Stored entries:
┄┄┄┄┄┄

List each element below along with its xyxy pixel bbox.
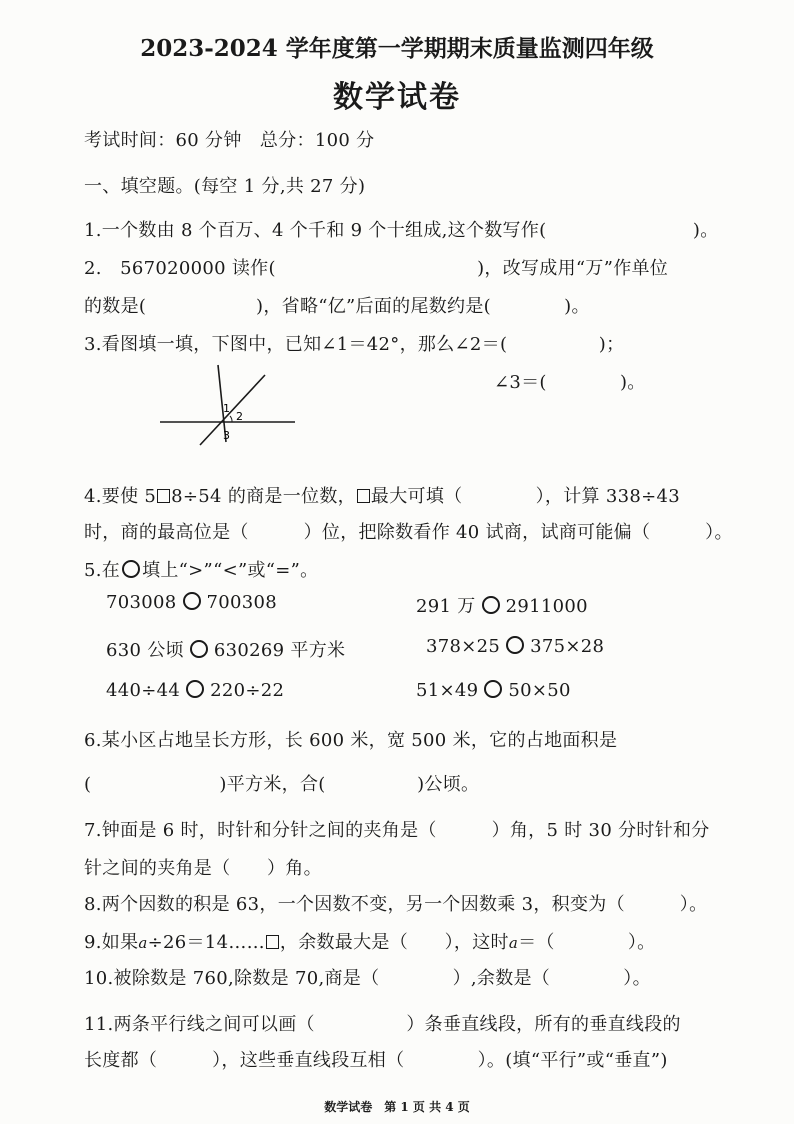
compare-right: 220÷22 xyxy=(210,680,285,701)
section-heading: 一、填空题。(每空 1 分,共 27 分) xyxy=(84,176,366,197)
compare-circle[interactable] xyxy=(190,640,208,658)
question-10: 10.被除数是 760,除数是 70,商是（ ）,余数是（ ）。 xyxy=(84,968,651,989)
question-2-line-1: 2. 567020000 读作( )，改写成用“万”作单位 xyxy=(84,258,669,279)
question-3-line-1: 3.看图填一填，下图中，已知∠1＝42°，那么∠2＝( )； xyxy=(84,334,625,355)
q4-text-b: 8÷54 的商是一位数， xyxy=(171,486,356,507)
q9-text-c: ，余数最大是（ ），这时 xyxy=(279,932,509,953)
question-6-line-2: ( )平方米，合( )公顷。 xyxy=(84,774,480,795)
box-symbol xyxy=(266,935,279,949)
page-footer: 数学试卷 第 1 页 共 4 页 xyxy=(324,1100,470,1114)
compare-left: 440÷44 xyxy=(106,680,181,701)
compare-circle[interactable] xyxy=(186,680,204,698)
angle-diagram xyxy=(150,360,310,450)
compare-item xyxy=(416,680,571,701)
compare-right: 50×50 xyxy=(508,680,571,701)
compare-circle[interactable] xyxy=(506,636,524,654)
compare-circle[interactable] xyxy=(482,596,500,614)
q5-text-a: 5.在 xyxy=(84,560,121,581)
q5-text-b: 填上“>”“<”或“=”。 xyxy=(142,560,319,581)
question-9 xyxy=(84,928,655,954)
compare-circle[interactable] xyxy=(183,592,201,610)
compare-item xyxy=(106,592,277,613)
variable-a: a xyxy=(138,934,148,952)
compare-right: 630269 平方米 xyxy=(213,640,346,661)
question-1: 1.一个数由 8 个百万、4 个千和 9 个十组成,这个数写作( )。 xyxy=(84,220,719,241)
box-symbol xyxy=(157,489,170,503)
box-symbol xyxy=(357,489,370,503)
q4-text-c: 最大可填（ ），计算 338÷43 xyxy=(370,486,680,507)
exam-subtitle: 数学试卷 xyxy=(333,80,461,115)
angle-label-2: 2 xyxy=(236,410,243,423)
compare-left: 291 万 xyxy=(416,596,476,617)
q9-text-a: 9.如果 xyxy=(84,932,139,953)
variable-a: a xyxy=(508,934,519,952)
compare-right: 2911000 xyxy=(505,596,588,617)
circle-symbol xyxy=(122,560,140,578)
compare-right: 700308 xyxy=(206,592,278,613)
question-3-line-2: ∠3＝( )。 xyxy=(494,372,646,393)
angle-label-1: 1 xyxy=(223,402,230,415)
question-6-line-1: 6.某小区占地呈长方形，长 600 米，宽 500 米，它的占地面积是 xyxy=(84,730,618,751)
exam-info: 考试时间：60 分钟 总分：100 分 xyxy=(84,130,375,151)
question-7-line-2: 针之间的夹角是（ ）角。 xyxy=(84,858,322,879)
question-11-line-2: 长度都（ ），这些垂直线段互相（ ）。(填“平行”或“垂直”) xyxy=(84,1050,668,1071)
compare-circle[interactable] xyxy=(484,680,502,698)
q9-text-d: ＝（ ）。 xyxy=(518,932,656,953)
q4-text-a: 4.要使 5 xyxy=(84,486,157,507)
compare-right: 375×28 xyxy=(530,636,605,657)
exam-title: 2023-2024 学年度第一学期期末质量监测四年级 xyxy=(140,35,654,62)
compare-item xyxy=(106,680,284,701)
compare-left: 630 公顷 xyxy=(106,640,184,661)
question-8: 8.两个因数的积是 63，一个因数不变，另一个因数乘 3，积变为（ ）。 xyxy=(84,894,708,915)
compare-item xyxy=(426,636,604,657)
compare-left: 378×25 xyxy=(426,636,501,657)
compare-left: 703008 xyxy=(106,592,177,613)
compare-item xyxy=(106,636,345,662)
q9-text-b: ÷26＝14…… xyxy=(147,932,265,953)
question-4-line-1 xyxy=(84,482,680,508)
slanted-line xyxy=(200,375,265,445)
compare-item xyxy=(416,592,588,618)
question-2-line-2: 的数是( )，省略“亿”后面的尾数约是( )。 xyxy=(84,296,590,317)
angle-label-3: 3 xyxy=(223,429,230,442)
compare-left: 51×49 xyxy=(416,680,479,701)
question-7-line-1: 7.钟面是 6 时，时针和分针之间的夹角是（ ）角，5 时 30 分时针和分 xyxy=(84,820,710,841)
angle-arc xyxy=(230,416,232,422)
question-11-line-1: 11.两条平行线之间可以画（ ）条垂直线段，所有的垂直线段的 xyxy=(84,1014,681,1035)
question-4-line-2: 时，商的最高位是（ ）位，把除数看作 40 试商，试商可能偏（ ）。 xyxy=(84,522,733,543)
question-5 xyxy=(84,556,318,582)
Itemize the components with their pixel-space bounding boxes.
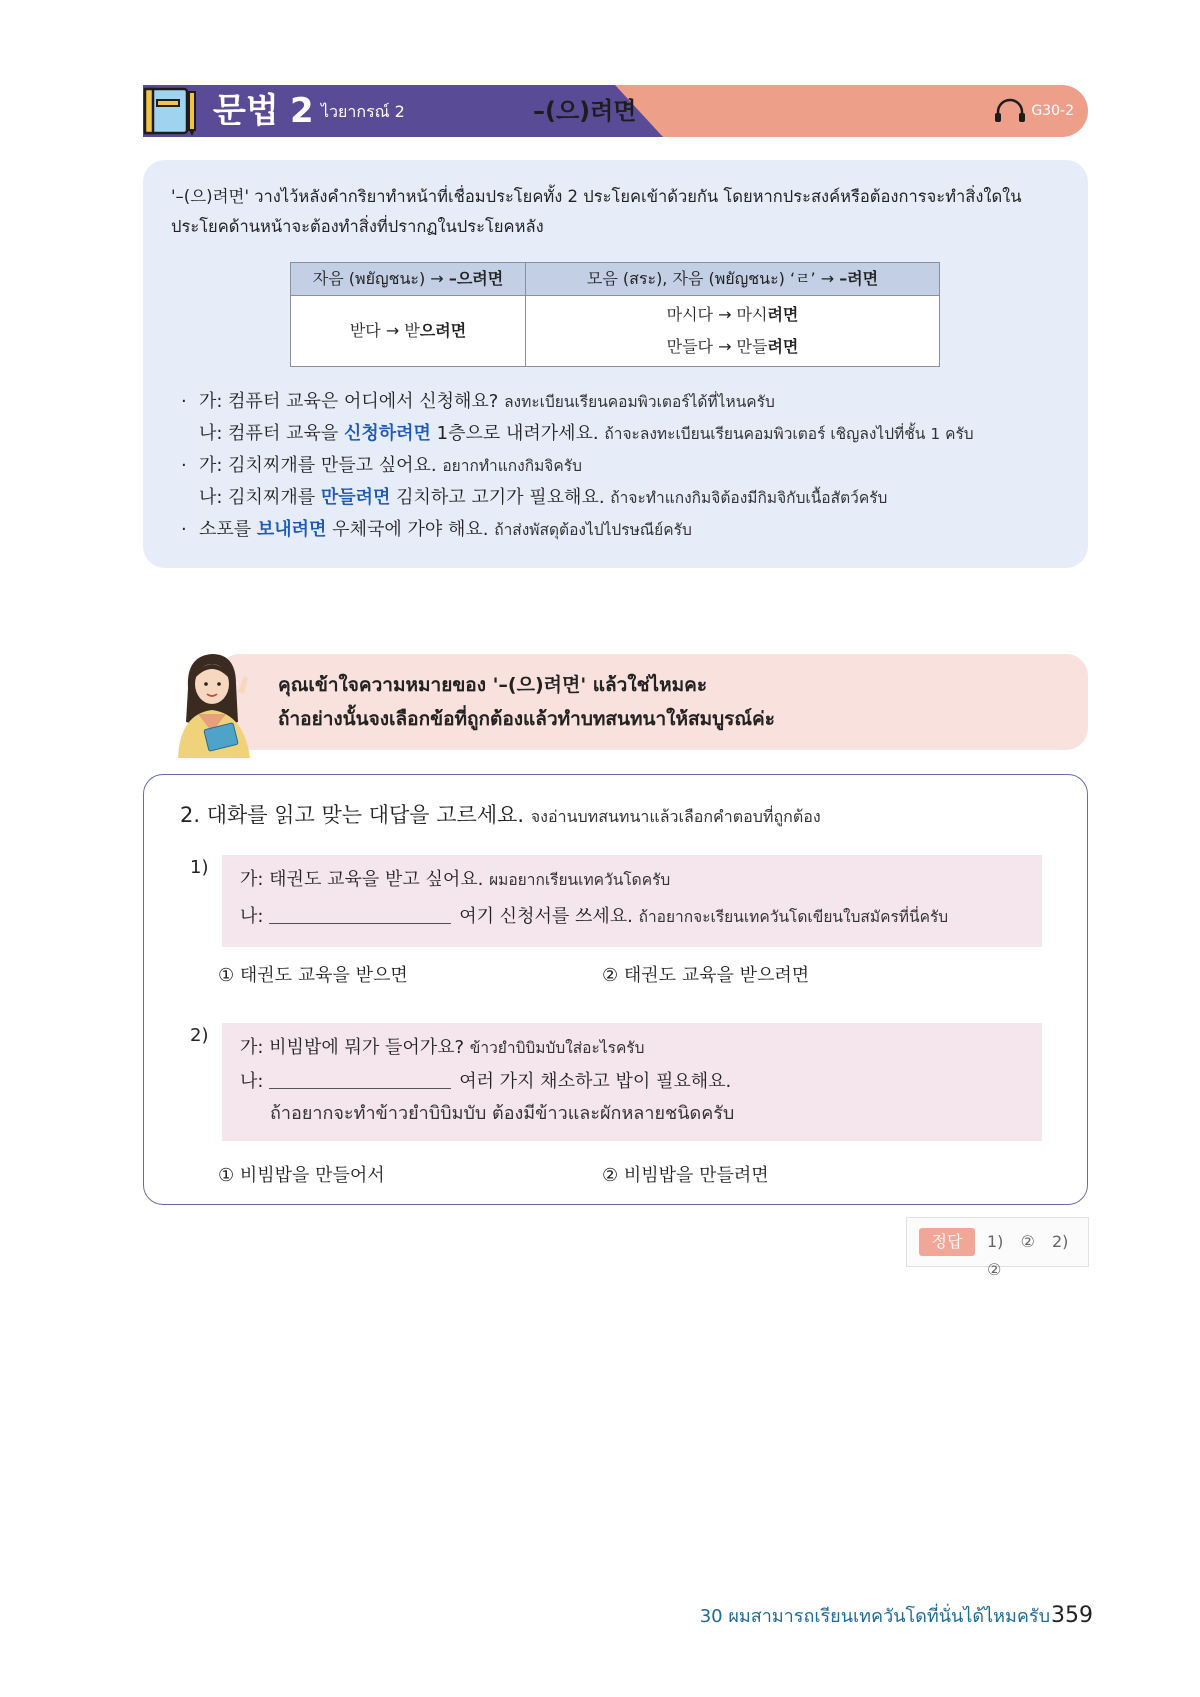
- table-row: [291, 296, 940, 367]
- table-cell-vowel: 마시다 → 마시려면 만들다 → 만들려면: [526, 296, 940, 367]
- header-title: 문법: [213, 91, 279, 131]
- exercise-box: [143, 774, 1088, 1205]
- dialogue-line-b: 나: 여러 가지 채소하고 밥이 필요해요.: [240, 1071, 732, 1092]
- option-2[interactable]: ② 비빔밥을 만들려면: [602, 1165, 769, 1186]
- teacher-illustration: [170, 648, 270, 758]
- example-list: [181, 386, 1061, 546]
- table-header-consonant: 자음 (พยัญชนะ) → –으려면: [291, 263, 526, 296]
- page-number: 359: [1051, 1603, 1093, 1628]
- example-line: · 가: 김치찌개를 만들고 싶어요. อยากทำแกงกิมจิครับ: [181, 455, 582, 476]
- option-1[interactable]: ① 비빔밥을 만들어서: [218, 1165, 385, 1186]
- grammar-header: [143, 85, 1088, 137]
- dialogue-line-a: 가: 태권도 교육을 받고 싶어요. ผมอยากเรียนเทควันโดครับ: [240, 869, 671, 890]
- answer-label: 정답: [919, 1228, 975, 1256]
- prompt-text: [278, 668, 775, 736]
- example-line: 나: 김치찌개를 만들려면 김치하고 고기가 필요해요. ถ้าจะทำแกงกิมจิต้องมีกิมจิกับเนื้อสัตว์ครับ: [199, 487, 888, 508]
- prompt-line-1: คุณเข้าใจความหมายของ '–(으)려면' แล้วใช่ไหมคะ: [278, 674, 708, 696]
- audio-track[interactable]: [993, 97, 1074, 125]
- conjugation-table: [290, 262, 940, 367]
- dialogue-line-a: 가: 비빔밥에 뭐가 들어가요? ข้าวยำบิบิมบับใส่อะไรครับ: [240, 1037, 645, 1058]
- grammar-explanation-box: [143, 160, 1088, 568]
- answer-blank[interactable]: [269, 1069, 451, 1089]
- grammar-pattern: –(으)려면: [533, 97, 637, 125]
- option-2[interactable]: ② 태권도 교육을 받으려면: [602, 965, 810, 986]
- footer-chapter-title: 30 ผมสามารถเรียนเทควันโดที่นั่นได้ไหมครับ: [699, 1606, 1050, 1627]
- header-thai-label: ไวยากรณ์ 2: [321, 102, 405, 121]
- answer-blank[interactable]: [269, 904, 451, 924]
- table-header-row: [291, 263, 940, 296]
- option-1[interactable]: ① 태권도 교육을 받으면: [218, 965, 408, 986]
- grammar-description: '–(으)려면' วางไว้หลังคำกริยาทำหน้าที่เชื่อมประโยคทั้ง 2 ประโยคเข้าด้วยกัน โดยหากประสงค์หรือต้องการจะทำสิ่งใดในประโยคด้านหน้าจะต้องทำสิ่งที่ปรากฏในประโยคหลัง: [171, 187, 1022, 236]
- exercise-title: 2. 대화를 읽고 맞는 대답을 고르세요. จงอ่านบทสนทนาแล้วเลือกคำตอบที่ถูกต้อง: [180, 803, 821, 827]
- example-line: · 소포를 보내려면 우체국에 가야 해요. ถ้าส่งพัสดุต้องไปไปรษณีย์ครับ: [181, 519, 692, 540]
- table-header-vowel: 모음 (สระ), 자음 (พยัญชนะ) ‘ㄹ’ → –려면: [526, 263, 940, 296]
- example-line: · 가: 컴퓨터 교육은 어디에서 신청해요? ลงทะเบียนเรียนคอมพิวเตอร์ได้ที่ไหนครับ: [181, 391, 775, 412]
- question-number: 1): [190, 857, 209, 878]
- headphone-icon[interactable]: [993, 98, 1027, 124]
- table-cell-consonant: 받다 → 받으려면: [291, 296, 526, 367]
- book-icon: [143, 86, 199, 136]
- dialogue-box: [222, 855, 1042, 947]
- prompt-line-2: ถ้าอย่างนั้นจงเลือกข้อที่ถูกต้องแล้วทำบทสนทนาให้สมบูรณ์ค่ะ: [278, 708, 775, 730]
- audio-code: G30-2: [1031, 103, 1074, 119]
- dialogue-box: [222, 1023, 1042, 1141]
- header-number: 2: [290, 91, 314, 131]
- answer-key: [906, 1217, 1089, 1279]
- dialogue-line-b: 나: 여기 신청서를 쓰세요. ถ้าอยากจะเรียนเทควันโดเขียนใบสมัครที่นี่ครับ: [240, 906, 949, 927]
- dialogue-translation: ถ้าอยากจะทำข้าวยำบิบิมบับ ต้องมีข้าวและผักหลายชนิดครับ: [270, 1103, 735, 1124]
- question-number: 2): [190, 1025, 209, 1046]
- example-line: 나: 컴퓨터 교육을 신청하려면 1층으로 내려가세요. ถ้าจะลงทะเบียนเรียนคอมพิวเตอร์ เชิญลงไปที่ชั้น 1 ครับ: [199, 423, 974, 444]
- answer-values: 1) ② 2) ②: [987, 1232, 1069, 1279]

┄┄┄┄┄┄

■ Task description ■
In the listing, rewrite the lines from the one with "- table-row: [291, 296, 940, 367]" up to and including the one with "- grammar-pattern: –(으)려면: [533, 97, 637, 125]", putting "speaker-a-line" in place of "dialogue-line-a" and leaving everything else unchanged.

■ Completed task ■
- table-row: [291, 296, 940, 367]
- table-cell-vowel: 마시다 → 마시려면 만들다 → 만들려면: [526, 296, 940, 367]
- header-title: 문법: [213, 91, 279, 131]
- exercise-box: [143, 774, 1088, 1205]
- dialogue-line-b: 나: 여러 가지 채소하고 밥이 필요해요.: [240, 1071, 732, 1092]
- option-2[interactable]: ② 비빔밥을 만들려면: [602, 1165, 769, 1186]
- teacher-illustration: [170, 648, 270, 758]
- example-list: [181, 386, 1061, 546]
- table-header-consonant: 자음 (พยัญชนะ) → –으려면: [291, 263, 526, 296]
- page-number: 359: [1051, 1603, 1093, 1628]
- example-line: · 가: 김치찌개를 만들고 싶어요. อยากทำแกงกิมจิครับ: [181, 455, 582, 476]
- option-1[interactable]: ① 비빔밥을 만들어서: [218, 1165, 385, 1186]
- grammar-header: [143, 85, 1088, 137]
- speaker-a-line: 가: 태권도 교육을 받고 싶어요. ผมอยากเรียนเทควันโดครับ: [240, 869, 671, 890]
- answer-label: 정답: [919, 1228, 975, 1256]
- prompt-text: [278, 668, 775, 736]
- example-line: 나: 김치찌개를 만들려면 김치하고 고기가 필요해요. ถ้าจะทำแกงกิมจิต้องมีกิมจิกับเนื้อสัตว์ครับ: [199, 487, 888, 508]
- prompt-line-1: คุณเข้าใจความหมายของ '–(으)려면' แล้วใช่ไหมคะ: [278, 674, 708, 696]
- audio-track[interactable]: [993, 97, 1074, 125]
- conjugation-table: [290, 262, 940, 367]
- speaker-a-line: 가: 비빔밥에 뭐가 들어가요? ข้าวยำบิบิมบับใส่อะไรครับ: [240, 1037, 645, 1058]
- grammar-explanation-box: [143, 160, 1088, 568]
- answer-blank[interactable]: [269, 1069, 451, 1089]
- grammar-pattern: –(으)려면: [533, 97, 637, 125]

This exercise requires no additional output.